__DATASET ENTRIES__.
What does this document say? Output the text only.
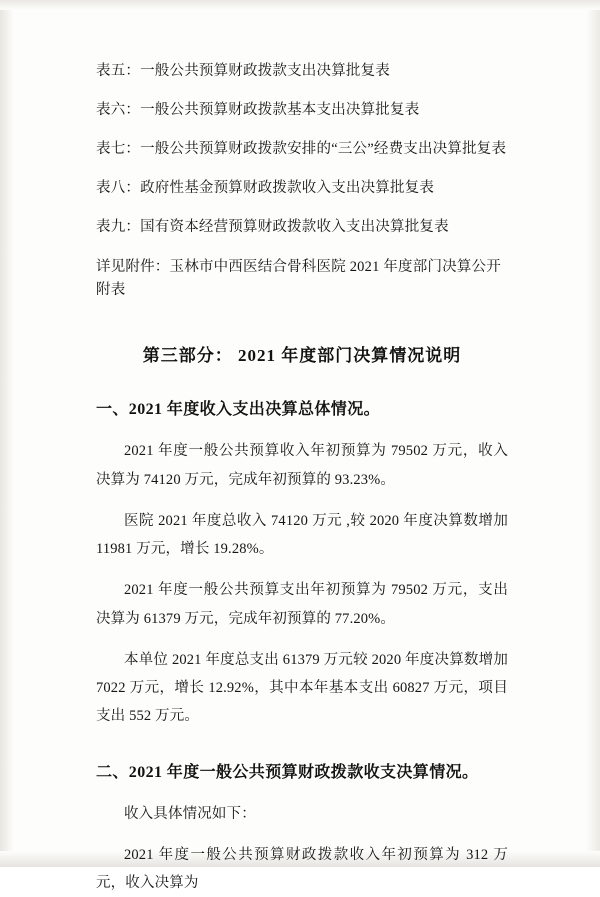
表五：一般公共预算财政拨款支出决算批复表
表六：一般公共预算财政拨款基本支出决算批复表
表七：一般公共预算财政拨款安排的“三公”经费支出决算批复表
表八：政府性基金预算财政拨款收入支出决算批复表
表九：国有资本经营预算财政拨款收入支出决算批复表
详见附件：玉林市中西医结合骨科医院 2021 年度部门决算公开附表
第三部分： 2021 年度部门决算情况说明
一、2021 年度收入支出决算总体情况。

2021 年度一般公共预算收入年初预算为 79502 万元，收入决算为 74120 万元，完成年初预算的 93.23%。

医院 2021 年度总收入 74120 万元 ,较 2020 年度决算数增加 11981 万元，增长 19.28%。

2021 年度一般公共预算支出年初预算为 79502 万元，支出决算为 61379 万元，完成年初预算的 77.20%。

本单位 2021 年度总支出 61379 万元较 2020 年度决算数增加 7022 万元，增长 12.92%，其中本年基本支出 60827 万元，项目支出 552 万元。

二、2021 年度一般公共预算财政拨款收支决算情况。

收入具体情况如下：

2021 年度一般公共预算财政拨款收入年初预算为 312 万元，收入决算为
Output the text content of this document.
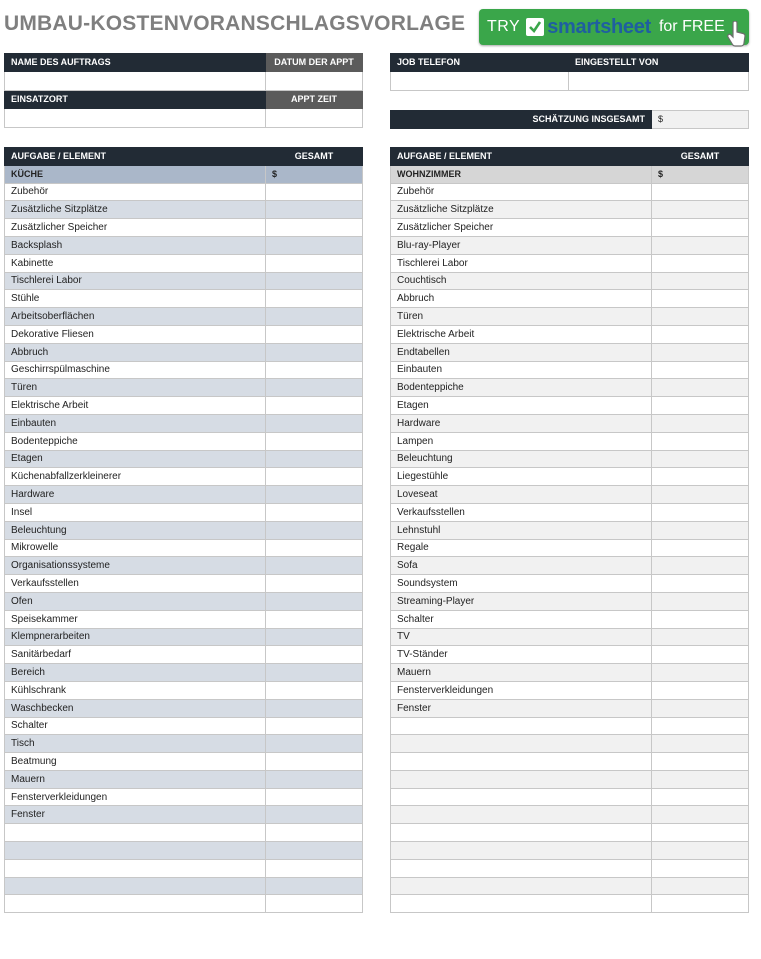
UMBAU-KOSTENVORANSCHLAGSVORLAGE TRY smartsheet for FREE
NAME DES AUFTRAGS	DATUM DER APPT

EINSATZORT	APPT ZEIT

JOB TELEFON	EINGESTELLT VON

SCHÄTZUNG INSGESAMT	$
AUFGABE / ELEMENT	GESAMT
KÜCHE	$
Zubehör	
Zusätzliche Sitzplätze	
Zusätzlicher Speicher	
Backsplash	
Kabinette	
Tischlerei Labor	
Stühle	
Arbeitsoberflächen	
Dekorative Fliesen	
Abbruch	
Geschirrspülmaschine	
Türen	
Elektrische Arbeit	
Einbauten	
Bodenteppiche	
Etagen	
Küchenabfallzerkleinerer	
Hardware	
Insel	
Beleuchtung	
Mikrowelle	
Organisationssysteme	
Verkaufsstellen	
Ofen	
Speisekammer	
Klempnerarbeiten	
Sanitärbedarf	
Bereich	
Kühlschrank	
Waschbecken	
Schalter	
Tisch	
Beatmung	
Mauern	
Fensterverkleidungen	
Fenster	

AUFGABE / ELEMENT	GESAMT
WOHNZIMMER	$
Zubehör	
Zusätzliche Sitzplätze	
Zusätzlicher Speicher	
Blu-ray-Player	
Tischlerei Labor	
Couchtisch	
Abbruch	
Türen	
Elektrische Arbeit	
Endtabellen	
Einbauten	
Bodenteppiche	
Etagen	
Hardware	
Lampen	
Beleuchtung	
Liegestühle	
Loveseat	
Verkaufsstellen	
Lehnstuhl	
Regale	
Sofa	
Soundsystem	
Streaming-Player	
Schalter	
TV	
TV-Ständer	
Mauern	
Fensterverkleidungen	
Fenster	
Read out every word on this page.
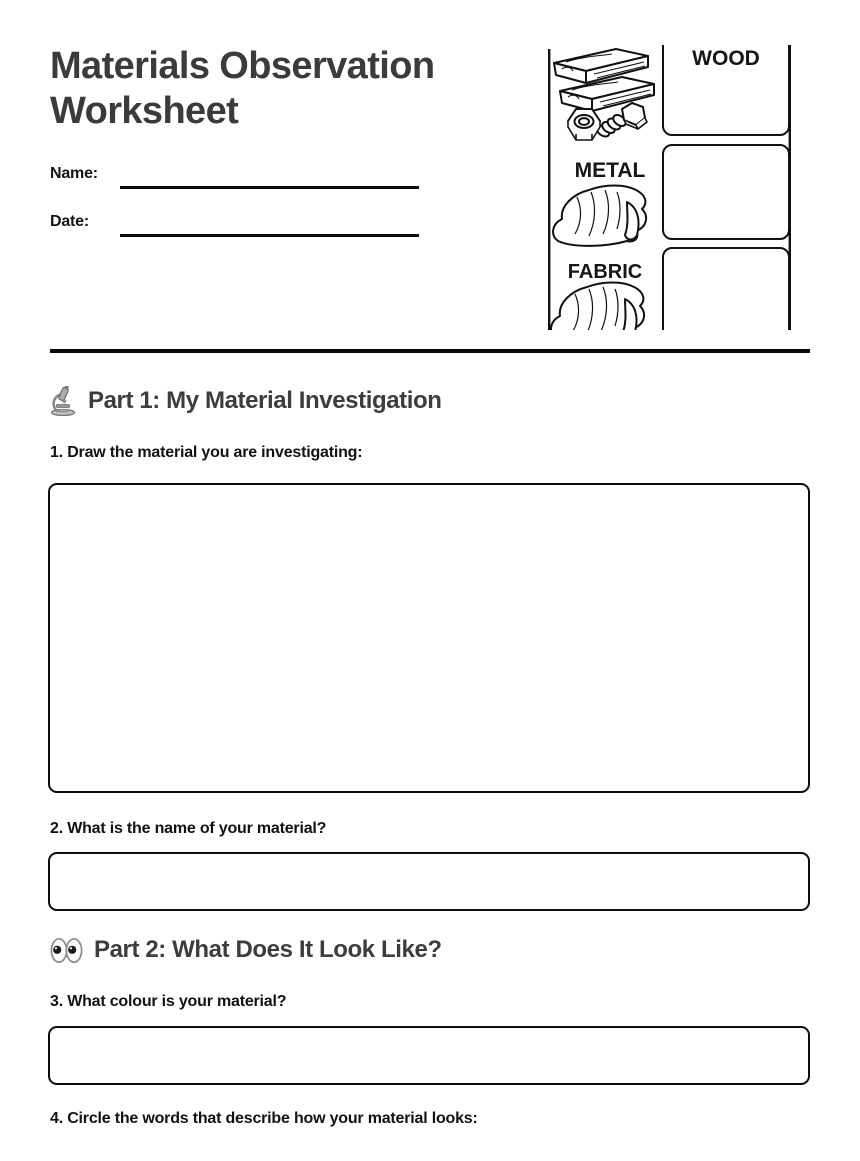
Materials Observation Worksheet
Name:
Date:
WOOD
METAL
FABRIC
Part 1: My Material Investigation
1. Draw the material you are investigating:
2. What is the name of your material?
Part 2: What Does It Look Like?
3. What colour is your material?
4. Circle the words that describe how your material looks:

__PROBLEM REQUIREMENTS__. Take the listing above and restate it word for word, without its pictures.

__TASK RESPONSE__.
What does this document say? Output the text only.
表五：一般公共预算财政拨款支出决算批复表
表六：一般公共预算财政拨款基本支出决算批复表
表七：一般公共预算财政拨款安排的“三公”经费支出决算批复表
表八：政府性基金预算财政拨款收入支出决算批复表
表九：国有资本经营预算财政拨款收入支出决算批复表
详见附件：玉林市中西医结合骨科医院 2021 年度部门决算公开附表
第三部分： 2021 年度部门决算情况说明
一、2021 年度收入支出决算总体情况。

2021 年度一般公共预算收入年初预算为 79502 万元，收入决算为 74120 万元，完成年初预算的 93.23%。

医院 2021 年度总收入 74120 万元 ,较 2020 年度决算数增加 11981 万元，增长 19.28%。

2021 年度一般公共预算支出年初预算为 79502 万元，支出决算为 61379 万元，完成年初预算的 77.20%。

本单位 2021 年度总支出 61379 万元较 2020 年度决算数增加 7022 万元，增长 12.92%，其中本年基本支出 60827 万元，项目支出 552 万元。

二、2021 年度一般公共预算财政拨款收支决算情况。

收入具体情况如下：

2021 年度一般公共预算财政拨款收入年初预算为 312 万元，收入决算为
Output the text content of this document.
UMBAU-KOSTENVORANSCHLAGSVORLAGE TRY smartsheet for FREE
NAME DES AUFTRAGS	DATUM DER APPT

EINSATZORT	APPT ZEIT

JOB TELEFON	EINGESTELLT VON

SCHÄTZUNG INSGESAMT	$
AUFGABE / ELEMENT	GESAMT
KÜCHE	$
Zubehör	
Zusätzliche Sitzplätze	
Zusätzlicher Speicher	
Backsplash	
Kabinette	
Tischlerei Labor	
Stühle	
Arbeitsoberflächen	
Dekorative Fliesen	
Abbruch	
Geschirrspülmaschine	
Türen	
Elektrische Arbeit	
Einbauten	
Bodenteppiche	
Etagen	
Küchenabfallzerkleinerer	
Hardware	
Insel	
Beleuchtung	
Mikrowelle	
Organisationssysteme	
Verkaufsstellen	
Ofen	
Speisekammer	
Klempnerarbeiten	
Sanitärbedarf	
Bereich	
Kühlschrank	
Waschbecken	
Schalter	
Tisch	
Beatmung	
Mauern	
Fensterverkleidungen	
Fenster	

AUFGABE / ELEMENT	GESAMT
WOHNZIMMER	$
Zubehör	
Zusätzliche Sitzplätze	
Zusätzlicher Speicher	
Blu-ray-Player	
Tischlerei Labor	
Couchtisch	
Abbruch	
Türen	
Elektrische Arbeit	
Endtabellen	
Einbauten	
Bodenteppiche	
Etagen	
Hardware	
Lampen	
Beleuchtung	
Liegestühle	
Loveseat	
Verkaufsstellen	
Lehnstuhl	
Regale	
Sofa	
Soundsystem	
Streaming-Player	
Schalter	
TV	
TV-Ständer	
Mauern	
Fensterverkleidungen	
Fenster	
Read out every word on this page.
Materials Observation Worksheet
Name:
Date:
WOOD
METAL
FABRIC
Part 1: My Material Investigation
1. Draw the material you are investigating:
2. What is the name of your material?
Part 2: What Does It Look Like?
3. What colour is your material?
4. Circle the words that describe how your material looks:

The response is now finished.